▸ STATED EXERCISE
Check each line of the material below, and copy it if it holds the string "screenshot".

— Start DATA IN THIS EXERCISE —

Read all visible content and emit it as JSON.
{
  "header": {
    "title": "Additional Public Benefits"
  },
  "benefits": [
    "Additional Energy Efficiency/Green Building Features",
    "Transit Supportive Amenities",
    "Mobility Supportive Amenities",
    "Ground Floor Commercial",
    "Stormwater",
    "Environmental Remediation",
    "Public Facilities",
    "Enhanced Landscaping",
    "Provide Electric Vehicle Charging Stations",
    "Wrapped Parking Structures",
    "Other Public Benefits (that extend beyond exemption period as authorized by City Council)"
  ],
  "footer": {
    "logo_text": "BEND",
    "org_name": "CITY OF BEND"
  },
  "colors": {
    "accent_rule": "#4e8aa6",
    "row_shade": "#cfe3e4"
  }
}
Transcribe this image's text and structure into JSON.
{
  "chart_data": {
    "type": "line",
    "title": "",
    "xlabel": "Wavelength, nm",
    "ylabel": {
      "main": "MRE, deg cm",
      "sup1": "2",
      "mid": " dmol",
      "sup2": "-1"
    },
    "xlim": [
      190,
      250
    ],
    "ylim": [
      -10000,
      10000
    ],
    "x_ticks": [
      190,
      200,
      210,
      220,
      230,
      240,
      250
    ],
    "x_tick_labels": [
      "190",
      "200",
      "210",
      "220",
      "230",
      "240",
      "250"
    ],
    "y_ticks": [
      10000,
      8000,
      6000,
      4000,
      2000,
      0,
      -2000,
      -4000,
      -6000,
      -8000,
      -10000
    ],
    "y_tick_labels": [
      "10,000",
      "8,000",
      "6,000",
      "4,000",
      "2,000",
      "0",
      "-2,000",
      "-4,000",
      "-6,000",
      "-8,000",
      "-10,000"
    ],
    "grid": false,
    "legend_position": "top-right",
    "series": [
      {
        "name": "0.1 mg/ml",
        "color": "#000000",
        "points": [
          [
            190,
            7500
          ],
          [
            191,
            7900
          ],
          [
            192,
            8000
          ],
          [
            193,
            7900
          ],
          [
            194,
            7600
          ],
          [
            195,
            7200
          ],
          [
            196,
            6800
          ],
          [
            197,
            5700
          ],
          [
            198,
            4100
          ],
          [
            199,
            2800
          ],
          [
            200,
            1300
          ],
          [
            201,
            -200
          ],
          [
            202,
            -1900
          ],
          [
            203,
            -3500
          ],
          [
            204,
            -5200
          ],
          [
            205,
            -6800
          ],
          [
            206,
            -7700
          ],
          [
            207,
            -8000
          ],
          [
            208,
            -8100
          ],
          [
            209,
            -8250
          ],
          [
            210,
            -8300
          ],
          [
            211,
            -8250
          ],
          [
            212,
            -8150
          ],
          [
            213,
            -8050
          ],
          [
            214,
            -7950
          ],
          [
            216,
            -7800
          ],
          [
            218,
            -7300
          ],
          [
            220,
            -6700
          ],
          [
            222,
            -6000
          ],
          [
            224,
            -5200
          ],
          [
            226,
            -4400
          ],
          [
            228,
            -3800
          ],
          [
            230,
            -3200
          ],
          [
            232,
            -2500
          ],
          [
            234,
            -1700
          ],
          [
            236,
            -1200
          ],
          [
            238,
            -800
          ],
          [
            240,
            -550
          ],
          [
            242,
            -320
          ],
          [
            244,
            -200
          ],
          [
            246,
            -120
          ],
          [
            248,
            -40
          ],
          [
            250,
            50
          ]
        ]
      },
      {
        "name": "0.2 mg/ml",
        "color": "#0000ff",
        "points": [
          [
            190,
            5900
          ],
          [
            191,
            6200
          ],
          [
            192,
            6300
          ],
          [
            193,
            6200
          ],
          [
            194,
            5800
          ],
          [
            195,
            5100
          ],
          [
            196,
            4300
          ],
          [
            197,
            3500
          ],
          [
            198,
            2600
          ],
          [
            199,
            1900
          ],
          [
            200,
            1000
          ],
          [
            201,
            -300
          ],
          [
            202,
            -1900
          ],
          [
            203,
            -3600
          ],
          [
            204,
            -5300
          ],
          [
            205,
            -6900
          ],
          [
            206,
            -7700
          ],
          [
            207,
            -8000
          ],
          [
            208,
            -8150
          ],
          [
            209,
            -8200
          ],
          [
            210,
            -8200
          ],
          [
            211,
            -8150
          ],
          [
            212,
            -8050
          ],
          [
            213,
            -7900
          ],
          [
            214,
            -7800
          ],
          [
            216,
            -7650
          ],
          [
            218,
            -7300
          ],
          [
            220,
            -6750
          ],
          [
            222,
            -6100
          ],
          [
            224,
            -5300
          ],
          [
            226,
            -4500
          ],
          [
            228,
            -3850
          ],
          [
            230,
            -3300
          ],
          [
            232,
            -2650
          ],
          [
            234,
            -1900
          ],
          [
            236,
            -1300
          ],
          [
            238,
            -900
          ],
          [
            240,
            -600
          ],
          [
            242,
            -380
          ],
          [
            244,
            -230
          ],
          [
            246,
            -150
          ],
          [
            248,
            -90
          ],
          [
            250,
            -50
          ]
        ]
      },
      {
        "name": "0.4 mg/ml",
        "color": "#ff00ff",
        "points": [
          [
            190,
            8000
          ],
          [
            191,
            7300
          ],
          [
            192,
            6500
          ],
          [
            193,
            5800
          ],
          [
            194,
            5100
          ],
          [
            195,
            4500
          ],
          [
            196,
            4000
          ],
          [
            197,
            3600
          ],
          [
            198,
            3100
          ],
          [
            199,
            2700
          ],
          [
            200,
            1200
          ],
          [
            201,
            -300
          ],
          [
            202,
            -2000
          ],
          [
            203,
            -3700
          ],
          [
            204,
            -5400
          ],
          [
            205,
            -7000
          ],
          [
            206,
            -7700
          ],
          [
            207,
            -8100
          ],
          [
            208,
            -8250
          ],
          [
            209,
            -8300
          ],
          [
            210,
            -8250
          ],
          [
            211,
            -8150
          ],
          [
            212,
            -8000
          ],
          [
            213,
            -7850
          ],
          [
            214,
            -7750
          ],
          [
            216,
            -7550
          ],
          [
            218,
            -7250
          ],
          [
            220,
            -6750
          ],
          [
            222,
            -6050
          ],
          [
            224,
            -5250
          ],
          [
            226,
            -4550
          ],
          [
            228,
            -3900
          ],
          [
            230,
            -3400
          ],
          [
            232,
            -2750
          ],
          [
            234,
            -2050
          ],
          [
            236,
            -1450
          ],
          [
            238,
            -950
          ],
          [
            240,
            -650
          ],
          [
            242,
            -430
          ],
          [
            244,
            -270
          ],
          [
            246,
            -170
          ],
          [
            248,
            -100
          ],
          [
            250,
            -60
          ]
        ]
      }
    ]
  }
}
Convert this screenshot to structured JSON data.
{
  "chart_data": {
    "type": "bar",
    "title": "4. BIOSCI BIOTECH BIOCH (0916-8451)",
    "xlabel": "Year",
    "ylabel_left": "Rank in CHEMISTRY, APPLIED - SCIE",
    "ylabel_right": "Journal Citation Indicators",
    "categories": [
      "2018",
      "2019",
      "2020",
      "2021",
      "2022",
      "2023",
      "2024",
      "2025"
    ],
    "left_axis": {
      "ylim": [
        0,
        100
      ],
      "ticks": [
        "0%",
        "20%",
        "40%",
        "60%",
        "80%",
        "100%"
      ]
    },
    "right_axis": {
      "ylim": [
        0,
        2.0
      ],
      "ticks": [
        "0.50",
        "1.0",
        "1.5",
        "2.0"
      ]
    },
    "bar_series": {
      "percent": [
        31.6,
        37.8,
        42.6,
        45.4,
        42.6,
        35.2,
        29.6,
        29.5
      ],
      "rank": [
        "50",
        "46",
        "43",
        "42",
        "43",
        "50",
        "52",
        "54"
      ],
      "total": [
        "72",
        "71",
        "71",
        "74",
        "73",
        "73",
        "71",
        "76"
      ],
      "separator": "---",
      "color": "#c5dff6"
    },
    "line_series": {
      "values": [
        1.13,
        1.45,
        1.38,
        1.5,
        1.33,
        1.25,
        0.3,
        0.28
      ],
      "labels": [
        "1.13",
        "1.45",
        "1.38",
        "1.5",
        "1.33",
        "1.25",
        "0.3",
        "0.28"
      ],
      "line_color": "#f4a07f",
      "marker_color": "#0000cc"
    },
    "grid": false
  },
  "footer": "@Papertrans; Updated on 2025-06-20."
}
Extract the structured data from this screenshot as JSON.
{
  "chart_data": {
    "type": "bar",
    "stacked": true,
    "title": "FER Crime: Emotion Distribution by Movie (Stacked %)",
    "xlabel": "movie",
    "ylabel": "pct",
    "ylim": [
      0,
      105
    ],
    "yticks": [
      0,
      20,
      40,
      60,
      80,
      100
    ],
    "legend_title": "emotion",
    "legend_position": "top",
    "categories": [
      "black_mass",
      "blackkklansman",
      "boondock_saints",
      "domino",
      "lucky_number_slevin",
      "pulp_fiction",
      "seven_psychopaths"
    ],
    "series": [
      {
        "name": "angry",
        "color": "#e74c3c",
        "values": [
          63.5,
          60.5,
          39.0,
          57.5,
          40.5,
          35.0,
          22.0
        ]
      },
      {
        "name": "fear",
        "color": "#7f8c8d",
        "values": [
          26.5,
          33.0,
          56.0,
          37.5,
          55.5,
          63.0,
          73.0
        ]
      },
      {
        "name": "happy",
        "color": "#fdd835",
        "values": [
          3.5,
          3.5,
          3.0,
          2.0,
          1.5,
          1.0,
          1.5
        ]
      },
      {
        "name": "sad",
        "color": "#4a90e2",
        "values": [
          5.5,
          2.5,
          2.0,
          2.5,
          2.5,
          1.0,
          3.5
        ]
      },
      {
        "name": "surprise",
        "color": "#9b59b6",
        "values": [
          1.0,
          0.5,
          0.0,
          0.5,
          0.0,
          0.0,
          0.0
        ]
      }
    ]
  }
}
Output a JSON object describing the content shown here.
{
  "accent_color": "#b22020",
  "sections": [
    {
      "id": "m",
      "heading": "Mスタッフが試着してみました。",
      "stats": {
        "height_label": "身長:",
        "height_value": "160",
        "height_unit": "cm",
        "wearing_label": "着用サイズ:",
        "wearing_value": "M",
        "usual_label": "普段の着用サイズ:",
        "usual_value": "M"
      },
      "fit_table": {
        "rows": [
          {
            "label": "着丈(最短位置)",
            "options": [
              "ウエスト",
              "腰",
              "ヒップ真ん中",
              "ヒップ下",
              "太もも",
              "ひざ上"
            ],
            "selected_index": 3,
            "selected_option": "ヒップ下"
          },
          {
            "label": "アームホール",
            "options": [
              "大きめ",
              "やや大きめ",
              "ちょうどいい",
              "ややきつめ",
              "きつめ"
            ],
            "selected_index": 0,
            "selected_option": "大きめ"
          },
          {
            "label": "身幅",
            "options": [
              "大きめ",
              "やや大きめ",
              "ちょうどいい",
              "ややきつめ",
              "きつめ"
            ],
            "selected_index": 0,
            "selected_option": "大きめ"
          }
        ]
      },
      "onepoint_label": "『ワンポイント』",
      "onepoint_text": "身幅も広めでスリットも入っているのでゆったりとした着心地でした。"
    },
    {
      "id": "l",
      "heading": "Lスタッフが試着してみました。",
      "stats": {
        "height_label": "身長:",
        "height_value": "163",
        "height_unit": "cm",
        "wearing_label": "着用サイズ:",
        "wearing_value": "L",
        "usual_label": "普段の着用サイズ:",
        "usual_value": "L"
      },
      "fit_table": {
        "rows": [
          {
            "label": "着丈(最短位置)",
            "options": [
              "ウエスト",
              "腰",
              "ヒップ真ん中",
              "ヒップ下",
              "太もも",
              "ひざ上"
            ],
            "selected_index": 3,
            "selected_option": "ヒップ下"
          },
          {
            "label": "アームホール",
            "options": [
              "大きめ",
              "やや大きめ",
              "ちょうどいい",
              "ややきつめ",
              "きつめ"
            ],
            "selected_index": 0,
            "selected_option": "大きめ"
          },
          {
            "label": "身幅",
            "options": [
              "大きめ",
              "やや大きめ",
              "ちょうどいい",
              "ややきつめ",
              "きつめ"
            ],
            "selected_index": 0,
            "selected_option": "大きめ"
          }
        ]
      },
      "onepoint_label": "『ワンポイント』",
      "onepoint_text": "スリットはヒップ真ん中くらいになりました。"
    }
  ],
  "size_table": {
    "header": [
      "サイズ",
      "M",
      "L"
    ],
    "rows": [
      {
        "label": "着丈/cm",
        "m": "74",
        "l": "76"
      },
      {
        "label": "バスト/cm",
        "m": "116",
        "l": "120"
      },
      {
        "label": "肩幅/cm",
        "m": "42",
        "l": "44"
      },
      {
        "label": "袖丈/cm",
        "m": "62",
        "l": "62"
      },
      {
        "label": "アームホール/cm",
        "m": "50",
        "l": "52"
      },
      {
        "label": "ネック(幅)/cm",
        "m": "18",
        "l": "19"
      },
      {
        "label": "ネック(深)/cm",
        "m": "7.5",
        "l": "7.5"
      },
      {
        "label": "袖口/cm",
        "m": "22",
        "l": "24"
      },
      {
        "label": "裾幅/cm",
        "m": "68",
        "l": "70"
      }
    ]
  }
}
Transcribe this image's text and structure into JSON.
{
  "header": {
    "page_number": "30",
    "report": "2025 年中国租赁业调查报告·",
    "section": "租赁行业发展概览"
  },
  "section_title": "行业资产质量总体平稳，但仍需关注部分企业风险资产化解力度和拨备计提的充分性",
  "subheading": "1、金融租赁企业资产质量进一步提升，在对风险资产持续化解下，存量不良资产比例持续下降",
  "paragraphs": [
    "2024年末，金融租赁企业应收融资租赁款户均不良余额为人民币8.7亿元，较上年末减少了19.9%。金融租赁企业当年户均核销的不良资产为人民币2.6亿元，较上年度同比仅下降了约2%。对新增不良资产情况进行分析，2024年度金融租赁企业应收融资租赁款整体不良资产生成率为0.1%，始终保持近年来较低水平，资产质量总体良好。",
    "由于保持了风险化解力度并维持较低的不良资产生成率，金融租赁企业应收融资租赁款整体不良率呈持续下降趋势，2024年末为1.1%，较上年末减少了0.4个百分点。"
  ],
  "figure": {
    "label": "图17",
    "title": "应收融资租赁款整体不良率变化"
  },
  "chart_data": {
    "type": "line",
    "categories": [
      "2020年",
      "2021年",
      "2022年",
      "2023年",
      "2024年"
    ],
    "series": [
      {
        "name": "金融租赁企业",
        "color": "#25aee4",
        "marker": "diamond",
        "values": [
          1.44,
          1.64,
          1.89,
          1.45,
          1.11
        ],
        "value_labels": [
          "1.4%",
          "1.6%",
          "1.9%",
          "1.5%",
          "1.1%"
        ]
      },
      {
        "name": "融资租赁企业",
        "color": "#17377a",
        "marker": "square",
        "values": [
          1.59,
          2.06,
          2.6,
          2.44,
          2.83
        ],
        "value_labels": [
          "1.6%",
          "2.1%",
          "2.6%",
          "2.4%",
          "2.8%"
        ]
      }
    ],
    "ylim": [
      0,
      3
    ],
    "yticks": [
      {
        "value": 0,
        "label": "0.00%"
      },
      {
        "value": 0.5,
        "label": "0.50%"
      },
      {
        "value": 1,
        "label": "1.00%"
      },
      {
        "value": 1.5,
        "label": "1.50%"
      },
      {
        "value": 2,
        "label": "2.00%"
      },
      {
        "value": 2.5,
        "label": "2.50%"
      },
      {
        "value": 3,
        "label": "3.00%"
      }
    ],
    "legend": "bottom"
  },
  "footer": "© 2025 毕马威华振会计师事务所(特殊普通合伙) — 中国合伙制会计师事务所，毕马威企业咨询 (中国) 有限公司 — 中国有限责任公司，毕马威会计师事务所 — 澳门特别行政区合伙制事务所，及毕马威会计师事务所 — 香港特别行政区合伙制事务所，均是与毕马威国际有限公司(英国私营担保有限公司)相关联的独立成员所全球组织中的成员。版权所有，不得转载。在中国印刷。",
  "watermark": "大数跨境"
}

— End DATA IN THIS EXERCISE —

▸ RESULT OF THE TASK
Convert this screenshot to structured JSON data.
Extract the structured data from this screenshot as JSON.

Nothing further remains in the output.